TASK INPUT ->

++++

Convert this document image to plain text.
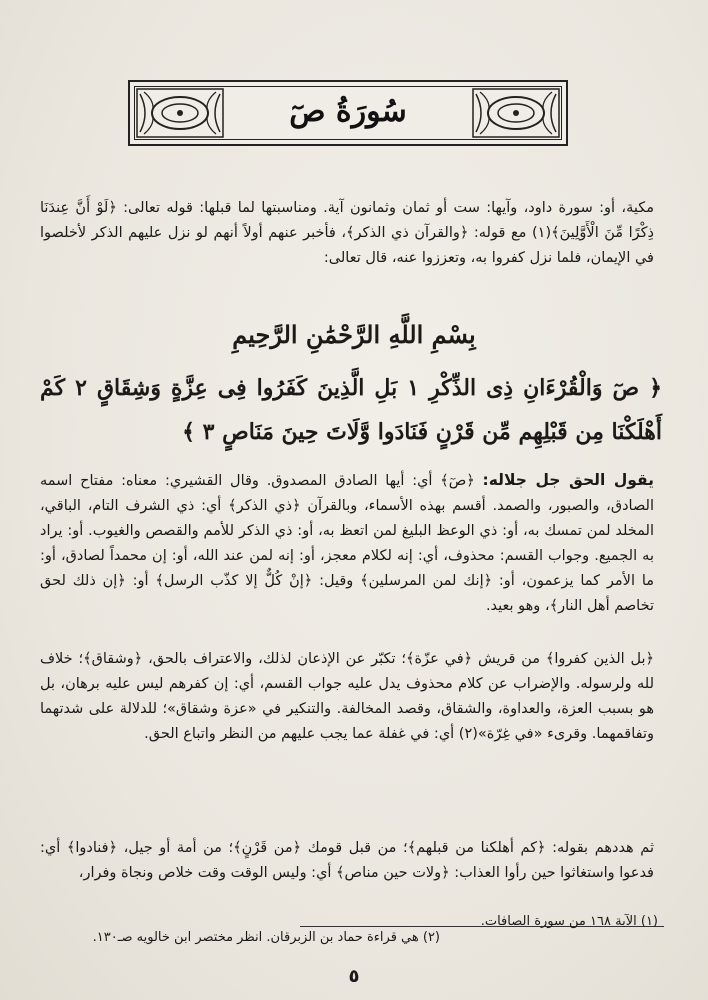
سُورَةُ صٓ
مكية، أو: سورة داود، وآيها: ست أو ثمان وثمانون آية. ومناسبتها لما قبلها: قوله تعالى: ﴿لَوْ أَنَّ عِندَنَا ذِكْرًا مِّنَ الْأَوَّلِينَ﴾(١) مع قوله: ﴿والقرآن ذي الذكر﴾، فأخبر عنهم أولاً أنهم لو نزل عليهم الذكر لأخلصوا في الإيمان، فلما نزل كفروا به، وتعززوا عنه، قال تعالى:
بِسْمِ اللَّهِ الرَّحْمَٰنِ الرَّحِيمِ
﴿ صٓ وَالْقُرْءَانِ ذِى الذِّكْرِ ١ بَلِ الَّذِينَ كَفَرُوا فِى عِزَّةٍ وَشِقَاقٍ ٢ كَمْ أَهْلَكْنَا مِن قَبْلِهِم مِّن قَرْنٍ فَنَادَوا وَّلَاتَ حِينَ مَنَاصٍ ٣ ﴾
يقول الحق جل جلاله: ﴿صٓ﴾ أي: أيها الصادق المصدوق. وقال القشيري: معناه: مفتاح اسمه الصادق، والصبور، والصمد. أقسم بهذه الأسماء، وبالقرآن ﴿ذي الذكر﴾ أي: ذي الشرف التام، الباقي، المخلد لمن تمسك به، أو: ذي الوعظ البليغ لمن اتعظ به، أو: ذي الذكر للأمم والقصص والغيوب. أو: يراد به الجميع. وجواب القسم: محذوف، أي: إنه لكلام معجز، أو: إنه لمن عند الله، أو: إن محمداً لصادق، أو: ما الأمر كما يزعمون، أو: ﴿إنك لمن المرسلين﴾ وقيل: ﴿إنْ كُلٌّ إلا كذّب الرسل﴾ أو: ﴿إن ذلك لحق تخاصم أهل النار﴾، وهو بعيد.
﴿بل الذين كفروا﴾ من قريش ﴿في عزّة﴾؛ تكبّر عن الإذعان لذلك، والاعتراف بالحق، ﴿وشقاق﴾؛ خلاف لله ولرسوله. والإضراب عن كلام محذوف يدل عليه جواب القسم، أي: إن كفرهم ليس عليه برهان، بل هو بسبب العزة، والعداوة، والشقاق، وقصد المخالفة. والتنكير في «عزة وشقاق»؛ للدلالة على شدتهما وتفاقمهما. وقرىء «في غِرّة»(٢) أي: في غفلة عما يجب عليهم من النظر واتباع الحق.
ثم هددهم بقوله: ﴿كم أهلكنا من قبلهم﴾؛ من قبل قومك ﴿من قَرْنٍ﴾؛ من أمة أو جيل، ﴿فنادوا﴾ أي: فدعوا واستغاثوا حين رأوا العذاب: ﴿ولات حين مناص﴾ أي: وليس الوقت وقت خلاص ونجاة وفرار،
(١) الآية ١٦٨ من سورة الصافات.
(٢) هي قراءة حماد بن الزبرقان. انظر مختصر ابن خالويه صـ١٣٠.
٥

++++

SET EXERCISE ->
Copy every line that contains the string "سورة".

EXERCISE SOLUTION ->
مكية، أو: سورة داود، وآيها: ست أو ثمان وثمانون آية. ومناسبتها لما قبلها: قوله تعالى: ﴿لَوْ أَنَّ عِندَنَا ذِكْرًا مِّنَ الْأَوَّلِينَ﴾(١) مع قوله: ﴿والقرآن ذي الذكر﴾، فأخبر عنهم أولاً أنهم لو نزل عليهم الذكر لأخلصوا في الإيمان، فلما نزل كفروا به، وتعززوا عنه، قال تعالى:
(١) الآية ١٦٨ من سورة الصافات.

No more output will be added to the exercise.